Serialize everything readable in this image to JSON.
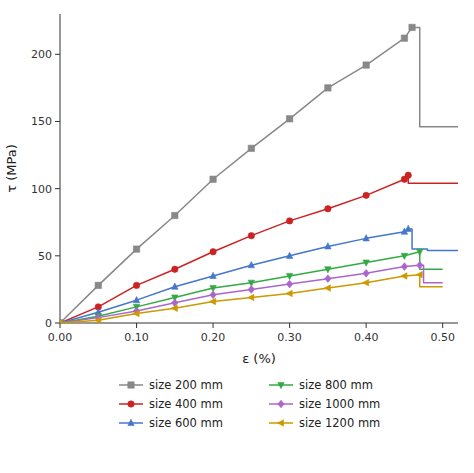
{
  "chart_data": {
    "type": "line",
    "xlabel": "ε (%)",
    "ylabel": "τ (MPa)",
    "xlim": [
      0.0,
      0.52
    ],
    "ylim": [
      0,
      230
    ],
    "xticks": [
      {
        "value": 0.0,
        "label": "0.00"
      },
      {
        "value": 0.1,
        "label": "0.10"
      },
      {
        "value": 0.2,
        "label": "0.20"
      },
      {
        "value": 0.3,
        "label": "0.30"
      },
      {
        "value": 0.4,
        "label": "0.40"
      },
      {
        "value": 0.5,
        "label": "0.50"
      }
    ],
    "yticks": [
      0,
      50,
      100,
      150,
      200
    ],
    "grid": false,
    "legend": "bottom",
    "series": [
      {
        "name": "size 200 mm",
        "color": "#888888",
        "marker": "square",
        "x": [
          0.0,
          0.05,
          0.1,
          0.15,
          0.2,
          0.25,
          0.3,
          0.35,
          0.4,
          0.45,
          0.46
        ],
        "values": [
          0,
          28,
          55,
          80,
          107,
          130,
          152,
          175,
          192,
          212,
          220
        ],
        "drop_x": [
          0.46,
          0.47,
          0.47,
          0.52
        ],
        "drop_values": [
          220,
          220,
          146,
          146
        ]
      },
      {
        "name": "size 400 mm",
        "color": "#cc2222",
        "marker": "circle",
        "x": [
          0.0,
          0.05,
          0.1,
          0.15,
          0.2,
          0.25,
          0.3,
          0.35,
          0.4,
          0.45,
          0.455
        ],
        "values": [
          0,
          12,
          28,
          40,
          53,
          65,
          76,
          85,
          95,
          107,
          110
        ],
        "drop_x": [
          0.455,
          0.455,
          0.52
        ],
        "drop_values": [
          110,
          104,
          104
        ]
      },
      {
        "name": "size 600 mm",
        "color": "#4477cc",
        "marker": "triangle-up",
        "x": [
          0.0,
          0.05,
          0.1,
          0.15,
          0.2,
          0.25,
          0.3,
          0.35,
          0.4,
          0.45,
          0.455
        ],
        "values": [
          0,
          8,
          17,
          27,
          35,
          43,
          50,
          57,
          63,
          68,
          70
        ],
        "drop_x": [
          0.455,
          0.46,
          0.46,
          0.48,
          0.48,
          0.52
        ],
        "drop_values": [
          70,
          70,
          55,
          55,
          54,
          54
        ]
      },
      {
        "name": "size 800 mm",
        "color": "#33aa44",
        "marker": "triangle-down",
        "x": [
          0.0,
          0.05,
          0.1,
          0.15,
          0.2,
          0.25,
          0.3,
          0.35,
          0.4,
          0.45,
          0.47
        ],
        "values": [
          0,
          5,
          12,
          19,
          26,
          30,
          35,
          40,
          45,
          50,
          53
        ],
        "drop_x": [
          0.47,
          0.47,
          0.5,
          0.5
        ],
        "drop_values": [
          53,
          40,
          40,
          40
        ]
      },
      {
        "name": "size 1000 mm",
        "color": "#aa66cc",
        "marker": "diamond",
        "x": [
          0.0,
          0.05,
          0.1,
          0.15,
          0.2,
          0.25,
          0.3,
          0.35,
          0.4,
          0.45,
          0.47
        ],
        "values": [
          0,
          4,
          9,
          15,
          21,
          25,
          29,
          33,
          37,
          42,
          43
        ],
        "drop_x": [
          0.47,
          0.475,
          0.475,
          0.5
        ],
        "drop_values": [
          43,
          43,
          30,
          30
        ]
      },
      {
        "name": "size 1200 mm",
        "color": "#cc9900",
        "marker": "triangle-left",
        "x": [
          0.0,
          0.05,
          0.1,
          0.15,
          0.2,
          0.25,
          0.3,
          0.35,
          0.4,
          0.45,
          0.47
        ],
        "values": [
          0,
          2,
          7,
          11,
          16,
          19,
          22,
          26,
          30,
          35,
          36
        ],
        "drop_x": [
          0.47,
          0.47,
          0.5
        ],
        "drop_values": [
          36,
          27,
          27
        ]
      }
    ]
  }
}
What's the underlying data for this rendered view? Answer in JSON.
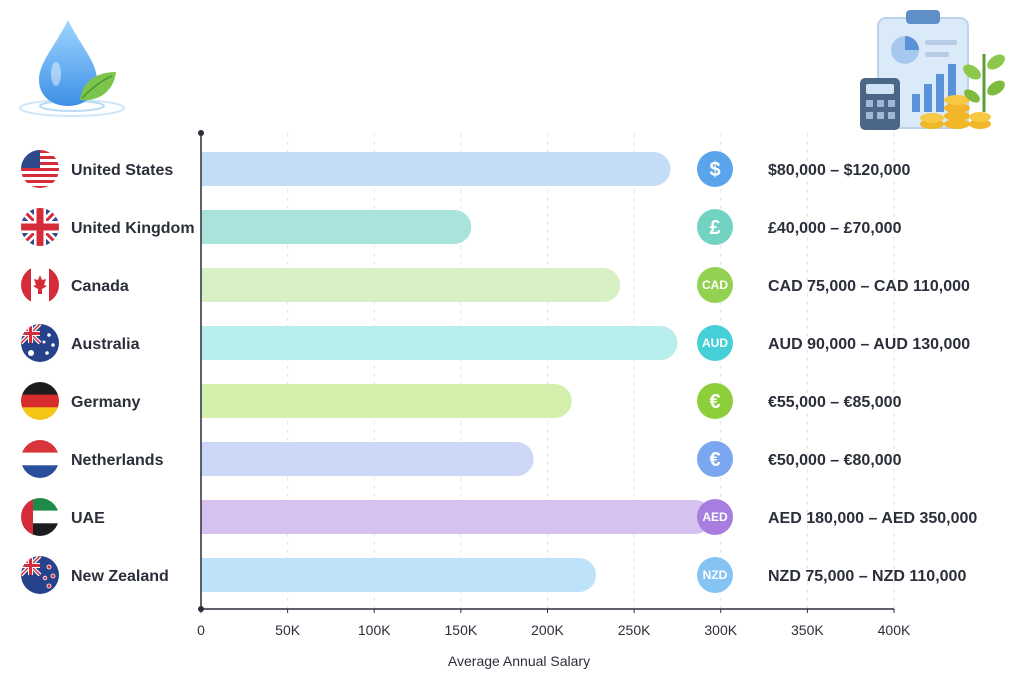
{
  "chart_data": {
    "type": "bar",
    "orientation": "horizontal",
    "title": "",
    "xlabel": "Average Annual Salary",
    "ylabel": "",
    "xlim": [
      0,
      400000
    ],
    "x_ticks": [
      0,
      50000,
      100000,
      150000,
      200000,
      250000,
      300000,
      350000,
      400000
    ],
    "x_tick_labels": [
      "0",
      "50K",
      "100K",
      "150K",
      "200K",
      "250K",
      "300K",
      "350K",
      "400K"
    ],
    "grid": "vertical dashed",
    "categories": [
      "United States",
      "United Kingdom",
      "Canada",
      "Australia",
      "Germany",
      "Netherlands",
      "UAE",
      "New Zealand"
    ],
    "values": [
      271000,
      156000,
      242000,
      275000,
      214000,
      192000,
      295000,
      228000
    ],
    "currency_symbols": [
      "$",
      "£",
      "CAD",
      "AUD",
      "€",
      "€",
      "AED",
      "NZD"
    ],
    "salary_ranges": [
      "$80,000 – $120,000",
      "£40,000 – £70,000",
      "CAD 75,000 – CAD 110,000",
      "AUD 90,000 – AUD 130,000",
      "€55,000 – €85,000",
      "€50,000 – €80,000",
      "AED 180,000 – AED 350,000",
      "NZD 75,000 – NZD 110,000"
    ],
    "bar_colors": [
      "#c4ddf7",
      "#a9e3dc",
      "#d8f1c4",
      "#b8eeec",
      "#d4f0ac",
      "#cdd8f8",
      "#d6c1ef",
      "#bde2fa"
    ],
    "badge_colors": [
      "#5aa4ec",
      "#73d3c2",
      "#93d152",
      "#45cfd6",
      "#8ccf3b",
      "#7ba6f0",
      "#a77ee0",
      "#85c4f2"
    ],
    "flags": [
      "us-flag",
      "uk-flag",
      "canada-flag",
      "australia-flag",
      "germany-flag",
      "netherlands-flag",
      "uae-flag",
      "new-zealand-flag"
    ]
  },
  "decorations": {
    "top_left": "water-drop-with-leaf-icon",
    "top_right": "financial-report-with-calculator-coins-plant-icon"
  }
}
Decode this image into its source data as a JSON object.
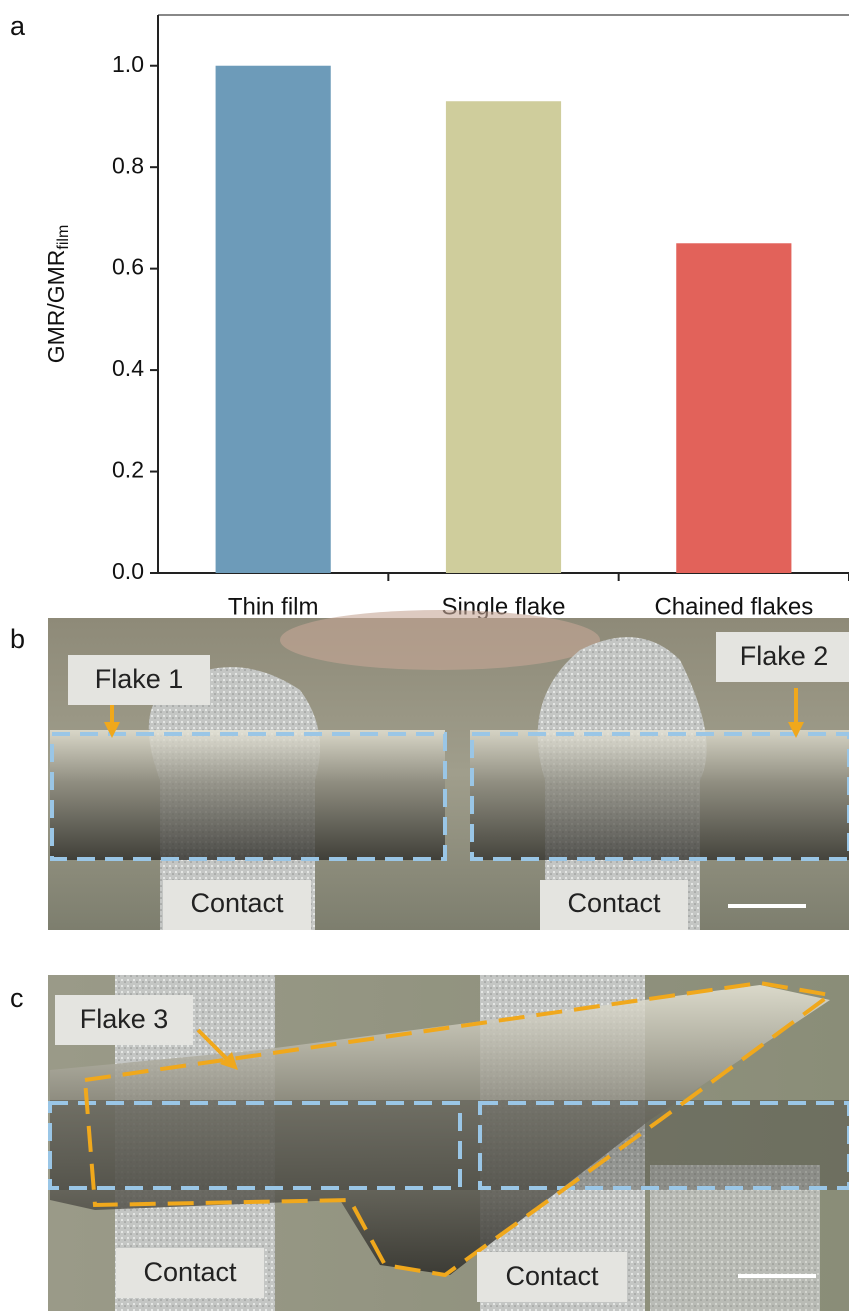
{
  "panel_labels": [
    "a",
    "b",
    "c"
  ],
  "chart_data": {
    "type": "bar",
    "ylabel": "GMR/GMR",
    "ylabel_sub": "film",
    "categories": [
      "Thin film",
      "Single flake",
      "Chained flakes"
    ],
    "values": [
      1.0,
      0.93,
      0.65
    ],
    "colors": [
      "#6d9bb9",
      "#cfcd9c",
      "#e2625a"
    ],
    "ylim": [
      0,
      1.1
    ],
    "yticks": [
      {
        "value": 0,
        "label": "0.0"
      },
      0.2,
      0.4,
      0.6,
      0.8,
      {
        "value": 1,
        "label": "1.0"
      }
    ]
  },
  "micrographs": [
    {
      "labels": [
        "Flake 1",
        "Flake 2",
        "Contact",
        "Contact"
      ]
    },
    {
      "labels": [
        "Flake 3",
        "Contact",
        "Contact"
      ]
    }
  ]
}
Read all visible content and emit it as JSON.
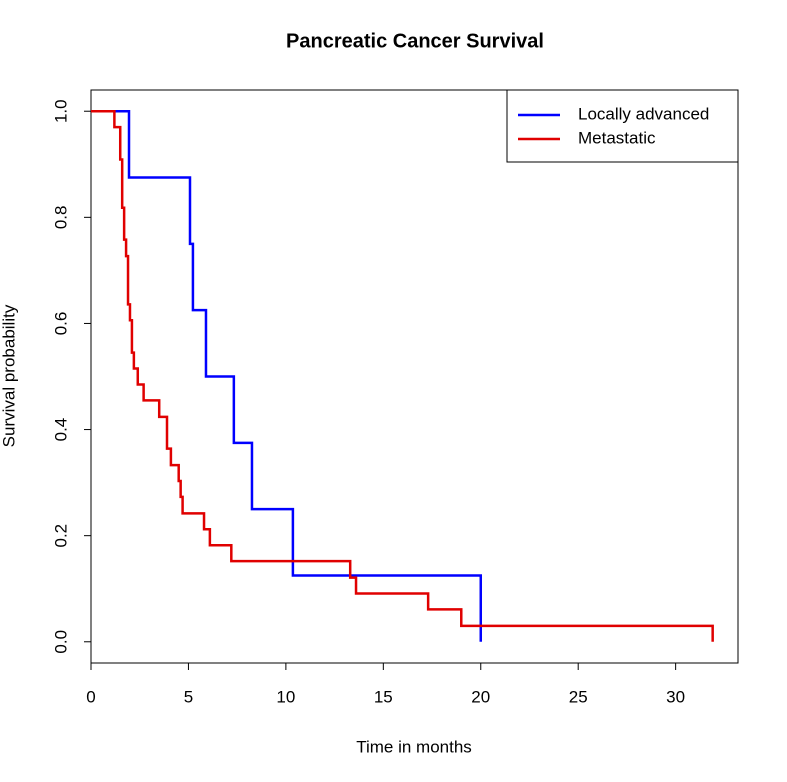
{
  "chart_data": {
    "type": "step",
    "title": "Pancreatic Cancer Survival",
    "x_label": "Time in months",
    "y_label": "Survival probability",
    "xlim": [
      0,
      33.2
    ],
    "ylim": [
      -0.04,
      1.04
    ],
    "xticks": [
      0,
      5,
      10,
      15,
      20,
      25,
      30
    ],
    "yticks": [
      {
        "value": 0,
        "label": "0.0"
      },
      0.2,
      0.4,
      0.6,
      0.8,
      {
        "value": 1,
        "label": "1.0"
      }
    ],
    "legend": "top-right",
    "series": [
      {
        "name": "Locally advanced",
        "color": "#0000ff",
        "x": [
          0,
          1.95,
          5.08,
          5.23,
          5.9,
          7.33,
          8.26,
          10.36,
          20
        ],
        "values": [
          1,
          0.875,
          0.75,
          0.625,
          0.5,
          0.375,
          0.25,
          0.125,
          0
        ]
      },
      {
        "name": "Metastatic",
        "color": "#e00000",
        "x": [
          0,
          1.2,
          1.5,
          1.6,
          1.7,
          1.8,
          1.9,
          2.0,
          2.1,
          2.2,
          2.4,
          2.7,
          3.5,
          3.9,
          4.1,
          4.5,
          4.6,
          4.7,
          5.8,
          6.1,
          7.2,
          13.3,
          13.6,
          17.3,
          19.0,
          31.9
        ],
        "values": [
          1,
          0.97,
          0.909,
          0.818,
          0.758,
          0.727,
          0.636,
          0.606,
          0.545,
          0.515,
          0.485,
          0.455,
          0.424,
          0.364,
          0.333,
          0.303,
          0.273,
          0.242,
          0.212,
          0.182,
          0.152,
          0.121,
          0.091,
          0.061,
          0.03,
          0
        ]
      }
    ]
  }
}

GIVEN TASK: Find every line in the records that has the string "name", then state how many there are and nothing else.

FINAL RESULT: 8